記事 =>
--------------------------------
由紀草一の一読三陳

学而思(学んで、そして思う)の実践をめざすブログです。主に本を読んで考えたことを不定期に書いていきます。

近代という隘路 その4

2011年04月24日 | 近現代史
メインテキスト: 加藤陽子『それでも、日本人は「戦争」を選んだ』(朝日出版社 平成20年 平成21年第16刷)

 日本が前回見たような近代化をすすめている時期、中国もまた李鴻章などの主導で次第に華夷秩序からの脱却を試みていた。しかし、朝鮮(当時の正式名称は大朝鮮国)は朝貢国である、というような態度は公式には変えず、この点でまず日本との対立が生じた。
 華夷秩序とはなんであったか。茂木敏夫の定義を加藤が挙げているのを孫引きすると、「世界、そして文明の中心である中国は、周辺地域に対して『徳』を及ぼすものであり、その感化が人々に及ぶ度合いに応じて形成される属人的秩序」(P.90)。
 つまり、皇帝の直轄地である中国大陸の中心部、いわゆる中原が世界と文明の中心で、皇帝の徳が直接及ぶところ。そこから離れるにつれて、徳の感化も薄くなり、民衆は野蛮人と化すが、皇帝への尊崇の念を持つ限り、人間として認められる。その念は皇帝への朝貢(みつぎもの)という形で現される。すると、皇帝はその地の支配者に王の称号が与え、支配を正当化してやる。
--------------------------------
データセット部分 =>
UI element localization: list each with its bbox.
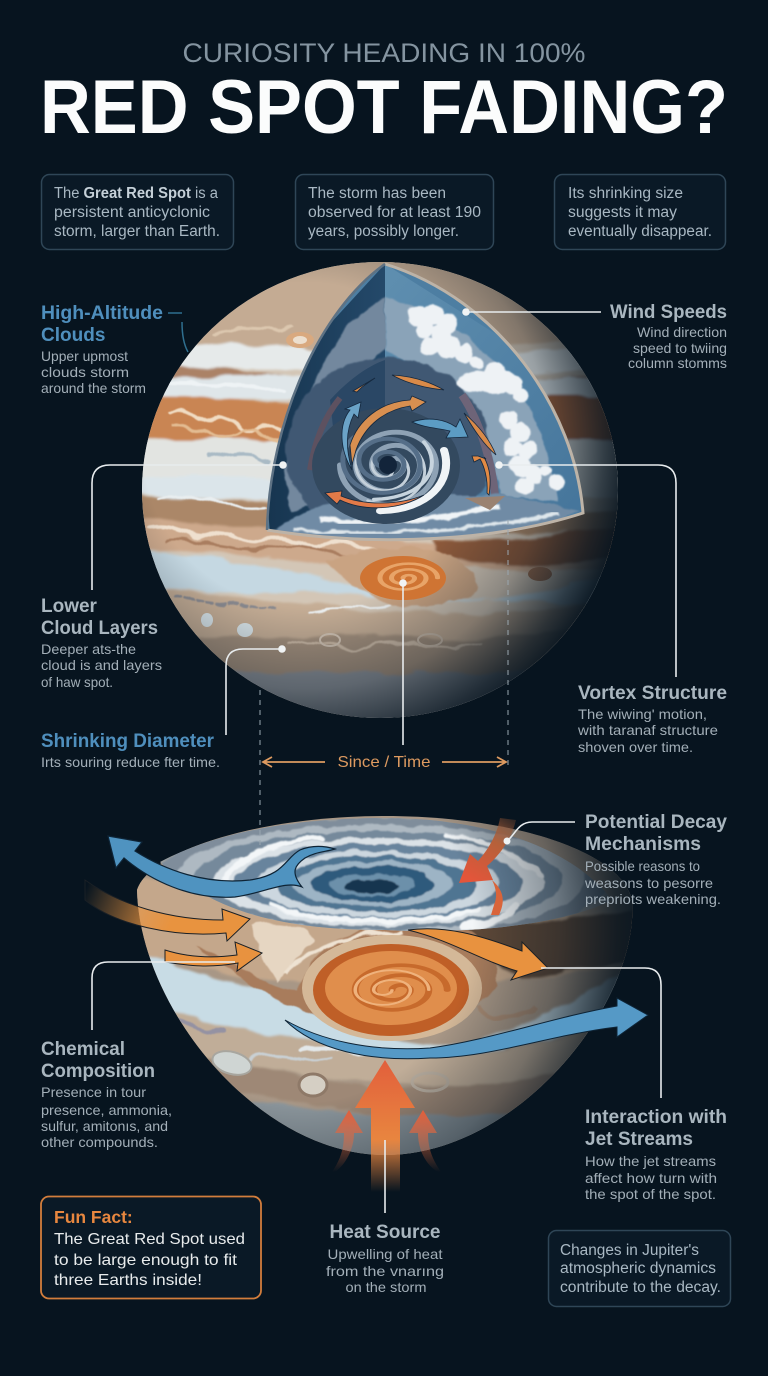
--------------------------------
実施課題 =>
1) 記事によると、華夷秩序において周辺地域の人々が抱く皇帝への尊崇の念は、どのような形で現されるか。
2) 華夷秩序を論じた記事を、その最後の文の後から書き継げ。
データセットの一覧は記事とは独立した資料である。

課題の解答 =>
1) 皇帝への朝貢(みつぎもの)という形で現される。

2)
 日本もこの体制とまんざら縁がないわけではなかった。卑弥呼が持っていたと言われる「親魏倭王」の金印は、卑弥呼が魏の皇帝に朝貢したので、皇帝のほうは彼女に倭の王たる称号を与えたことを示す(倭が日本全体のことであったとして、卑弥呼が実際に支配権を持っていたかどうかとは無関係)。また、南朝の懐良親王(後醍醐天皇の息子)が明から「日本国王」の称号をもらって、けっこう効果があったらしいので(明側の国書にはなぜか名前が「良懐」と誤記されたので、その後日本側が苦労したというおまけもついている)、北朝側の足利三代将軍義満と六代将軍義教も冊封を受け、「日本国王」の称号を外交文書に用いている。
 ただ、聖徳太子が遣隋使小野妹子に持参させた国書に「日出ずる処の天子、書を日没する処の天子に致す」と書かれていたので、煬帝を怒らせた、というエピソードが端的に示すように、日本はどちらかというと華夷秩序の外側に立つ独立国でいたいという望みのほうが強かった。因みに、この場合のキーワードは「天子」である。ある地域の支配者である王は何人いてもかまわないが、天命を受けて、華夷秩序の中心、当時の中国人の感覚では全世界の中心たるべき者こそ天子=皇帝なので、複数いたりしてはならないのだ。
 まあ、途方もないフィクションである。だいたい、天子の家、即ち王朝がたびたび変わったことはよく知られている。卑弥呼が冊封された時代には、「三国志演義」によって日本でも有名なように、中国は魏・呉・蜀の三国に分割され、それぞれ皇帝がいた。中心が三つあったわけだ。もちろん、それぞれが、他の国の皇帝は偽の天子だ、と言っていたのではあるが。
 民族から言うと、現在の中華人民共和国を支配している漢族の範囲は、長い歴史の中で周縁の異民族との混合が進んで曖昧になっているが、文化的にも明らかに違う民族によって支配されたので征服王朝と呼ばれる時期は、遼・金・元・清の四つが数えられている。つまり、明治政府が対手としたのは、北東の女真族(後に満州族)が明を滅ぼして建てた最後の征服王朝であった。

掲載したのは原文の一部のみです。